- _INSTRUCTION_
Copy all lines holding the word "title" from the entries.

+--

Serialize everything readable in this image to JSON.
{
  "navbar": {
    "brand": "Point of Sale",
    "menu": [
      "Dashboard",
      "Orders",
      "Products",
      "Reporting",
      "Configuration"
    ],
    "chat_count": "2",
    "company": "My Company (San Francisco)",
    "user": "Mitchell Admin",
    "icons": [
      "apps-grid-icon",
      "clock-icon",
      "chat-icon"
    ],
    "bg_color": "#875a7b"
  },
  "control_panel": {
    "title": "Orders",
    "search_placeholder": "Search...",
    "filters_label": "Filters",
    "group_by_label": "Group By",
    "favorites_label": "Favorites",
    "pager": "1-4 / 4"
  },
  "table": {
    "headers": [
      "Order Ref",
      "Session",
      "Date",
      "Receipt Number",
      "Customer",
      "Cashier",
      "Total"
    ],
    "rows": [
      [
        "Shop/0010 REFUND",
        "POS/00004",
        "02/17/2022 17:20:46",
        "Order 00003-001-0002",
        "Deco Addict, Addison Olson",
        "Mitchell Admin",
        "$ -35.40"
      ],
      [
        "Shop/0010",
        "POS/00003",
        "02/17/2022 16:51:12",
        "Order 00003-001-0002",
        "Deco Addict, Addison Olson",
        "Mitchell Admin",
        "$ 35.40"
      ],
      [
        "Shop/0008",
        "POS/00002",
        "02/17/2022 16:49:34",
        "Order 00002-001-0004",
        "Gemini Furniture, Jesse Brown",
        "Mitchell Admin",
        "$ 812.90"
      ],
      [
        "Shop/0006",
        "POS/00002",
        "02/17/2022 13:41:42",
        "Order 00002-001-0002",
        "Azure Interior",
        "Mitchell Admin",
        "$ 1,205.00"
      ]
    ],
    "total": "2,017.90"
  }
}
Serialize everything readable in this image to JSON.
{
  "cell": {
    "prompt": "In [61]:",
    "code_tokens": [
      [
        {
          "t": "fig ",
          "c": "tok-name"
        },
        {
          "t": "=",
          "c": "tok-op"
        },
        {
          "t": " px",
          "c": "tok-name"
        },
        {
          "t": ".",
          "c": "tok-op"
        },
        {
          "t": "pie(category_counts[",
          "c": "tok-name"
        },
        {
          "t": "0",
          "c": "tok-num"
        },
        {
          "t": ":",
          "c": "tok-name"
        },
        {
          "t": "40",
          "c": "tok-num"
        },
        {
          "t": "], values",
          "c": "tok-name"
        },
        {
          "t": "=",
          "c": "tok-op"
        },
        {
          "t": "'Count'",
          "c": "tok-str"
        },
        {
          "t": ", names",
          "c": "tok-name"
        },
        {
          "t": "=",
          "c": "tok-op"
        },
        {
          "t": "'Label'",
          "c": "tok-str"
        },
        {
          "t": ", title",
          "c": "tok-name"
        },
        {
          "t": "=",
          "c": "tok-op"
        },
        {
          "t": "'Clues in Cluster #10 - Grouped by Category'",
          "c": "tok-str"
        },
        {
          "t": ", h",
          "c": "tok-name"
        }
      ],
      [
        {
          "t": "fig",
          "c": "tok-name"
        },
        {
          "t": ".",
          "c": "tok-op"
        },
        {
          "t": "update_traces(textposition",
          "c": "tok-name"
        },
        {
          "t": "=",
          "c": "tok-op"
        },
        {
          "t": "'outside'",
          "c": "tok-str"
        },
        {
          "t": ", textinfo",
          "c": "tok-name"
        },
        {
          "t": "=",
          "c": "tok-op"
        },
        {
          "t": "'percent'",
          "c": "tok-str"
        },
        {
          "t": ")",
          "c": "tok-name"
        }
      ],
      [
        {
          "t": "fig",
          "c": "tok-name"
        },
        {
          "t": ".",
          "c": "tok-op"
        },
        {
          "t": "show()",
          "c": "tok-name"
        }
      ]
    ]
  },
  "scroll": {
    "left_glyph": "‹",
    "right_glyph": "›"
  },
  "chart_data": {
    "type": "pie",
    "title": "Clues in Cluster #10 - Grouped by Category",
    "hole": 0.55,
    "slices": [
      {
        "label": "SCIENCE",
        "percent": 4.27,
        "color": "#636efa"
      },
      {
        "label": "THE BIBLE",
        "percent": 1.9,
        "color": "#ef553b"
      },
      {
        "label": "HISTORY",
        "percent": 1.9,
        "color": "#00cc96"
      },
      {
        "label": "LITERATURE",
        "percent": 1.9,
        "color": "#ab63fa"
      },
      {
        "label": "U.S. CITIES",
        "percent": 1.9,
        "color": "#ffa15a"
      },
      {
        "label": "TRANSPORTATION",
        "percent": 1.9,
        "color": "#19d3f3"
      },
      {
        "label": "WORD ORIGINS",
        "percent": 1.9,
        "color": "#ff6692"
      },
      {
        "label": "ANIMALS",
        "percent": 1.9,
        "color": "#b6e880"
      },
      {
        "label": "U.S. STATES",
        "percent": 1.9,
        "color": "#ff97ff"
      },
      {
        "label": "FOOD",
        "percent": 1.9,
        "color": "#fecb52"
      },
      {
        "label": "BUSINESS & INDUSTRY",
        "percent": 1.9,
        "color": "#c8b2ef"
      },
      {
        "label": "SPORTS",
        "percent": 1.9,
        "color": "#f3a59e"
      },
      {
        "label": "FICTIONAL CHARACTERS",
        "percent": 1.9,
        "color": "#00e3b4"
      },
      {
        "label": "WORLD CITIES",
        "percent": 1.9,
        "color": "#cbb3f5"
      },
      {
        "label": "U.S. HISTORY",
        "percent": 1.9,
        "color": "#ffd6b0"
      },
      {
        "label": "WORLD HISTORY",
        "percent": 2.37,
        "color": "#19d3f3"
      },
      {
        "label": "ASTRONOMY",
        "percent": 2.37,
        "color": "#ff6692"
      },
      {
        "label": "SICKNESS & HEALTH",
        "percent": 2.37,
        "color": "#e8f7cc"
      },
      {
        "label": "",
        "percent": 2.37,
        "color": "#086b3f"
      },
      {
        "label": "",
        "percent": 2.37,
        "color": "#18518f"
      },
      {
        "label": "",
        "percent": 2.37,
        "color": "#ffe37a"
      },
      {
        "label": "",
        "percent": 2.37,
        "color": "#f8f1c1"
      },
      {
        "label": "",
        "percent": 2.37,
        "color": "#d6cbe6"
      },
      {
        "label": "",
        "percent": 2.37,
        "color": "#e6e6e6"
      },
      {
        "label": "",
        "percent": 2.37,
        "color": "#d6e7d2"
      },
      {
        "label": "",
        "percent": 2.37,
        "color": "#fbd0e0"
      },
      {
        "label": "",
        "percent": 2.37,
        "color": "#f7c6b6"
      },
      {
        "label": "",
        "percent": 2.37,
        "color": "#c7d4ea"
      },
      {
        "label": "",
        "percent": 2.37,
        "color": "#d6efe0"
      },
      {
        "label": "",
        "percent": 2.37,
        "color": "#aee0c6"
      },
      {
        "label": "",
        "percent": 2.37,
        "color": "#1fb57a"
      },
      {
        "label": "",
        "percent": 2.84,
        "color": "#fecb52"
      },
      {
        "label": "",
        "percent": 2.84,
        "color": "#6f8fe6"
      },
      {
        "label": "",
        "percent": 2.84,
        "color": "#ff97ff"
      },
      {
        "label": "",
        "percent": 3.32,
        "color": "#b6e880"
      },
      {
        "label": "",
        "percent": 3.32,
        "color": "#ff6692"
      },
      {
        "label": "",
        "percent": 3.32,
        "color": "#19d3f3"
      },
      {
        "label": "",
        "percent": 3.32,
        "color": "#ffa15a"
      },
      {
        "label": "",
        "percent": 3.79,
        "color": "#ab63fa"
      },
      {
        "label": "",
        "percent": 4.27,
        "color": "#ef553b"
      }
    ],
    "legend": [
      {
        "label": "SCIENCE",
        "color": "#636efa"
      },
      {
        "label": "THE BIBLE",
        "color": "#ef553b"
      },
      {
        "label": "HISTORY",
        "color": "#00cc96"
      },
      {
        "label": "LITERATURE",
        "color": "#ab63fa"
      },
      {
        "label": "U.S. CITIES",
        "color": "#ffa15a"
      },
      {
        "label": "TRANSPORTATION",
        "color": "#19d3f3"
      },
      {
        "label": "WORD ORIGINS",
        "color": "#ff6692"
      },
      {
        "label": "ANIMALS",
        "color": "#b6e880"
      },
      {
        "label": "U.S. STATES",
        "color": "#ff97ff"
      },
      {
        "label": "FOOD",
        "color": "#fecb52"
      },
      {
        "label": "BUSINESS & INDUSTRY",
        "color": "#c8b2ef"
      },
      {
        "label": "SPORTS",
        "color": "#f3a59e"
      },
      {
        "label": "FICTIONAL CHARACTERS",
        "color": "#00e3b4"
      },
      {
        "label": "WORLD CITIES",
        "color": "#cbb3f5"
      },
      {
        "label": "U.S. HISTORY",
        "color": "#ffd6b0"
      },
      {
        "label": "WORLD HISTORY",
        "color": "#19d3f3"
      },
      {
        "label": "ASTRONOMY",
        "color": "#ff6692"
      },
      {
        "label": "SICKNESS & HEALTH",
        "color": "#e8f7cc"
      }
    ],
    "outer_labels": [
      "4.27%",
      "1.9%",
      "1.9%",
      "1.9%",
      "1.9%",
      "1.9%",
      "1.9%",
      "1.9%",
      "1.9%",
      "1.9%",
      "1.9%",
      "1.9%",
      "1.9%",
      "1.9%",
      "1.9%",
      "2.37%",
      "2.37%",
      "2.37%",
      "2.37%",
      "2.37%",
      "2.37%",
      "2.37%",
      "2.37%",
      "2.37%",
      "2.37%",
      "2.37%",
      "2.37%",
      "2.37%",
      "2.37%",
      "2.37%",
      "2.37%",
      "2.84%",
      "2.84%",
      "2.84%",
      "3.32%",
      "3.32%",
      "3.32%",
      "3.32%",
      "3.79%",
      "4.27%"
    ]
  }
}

+--

- _EXERCISE RESPONSE_
    "title": "Orders",
          "t": ", title",
    "title": "Clues in Cluster #10 - Grouped by Category",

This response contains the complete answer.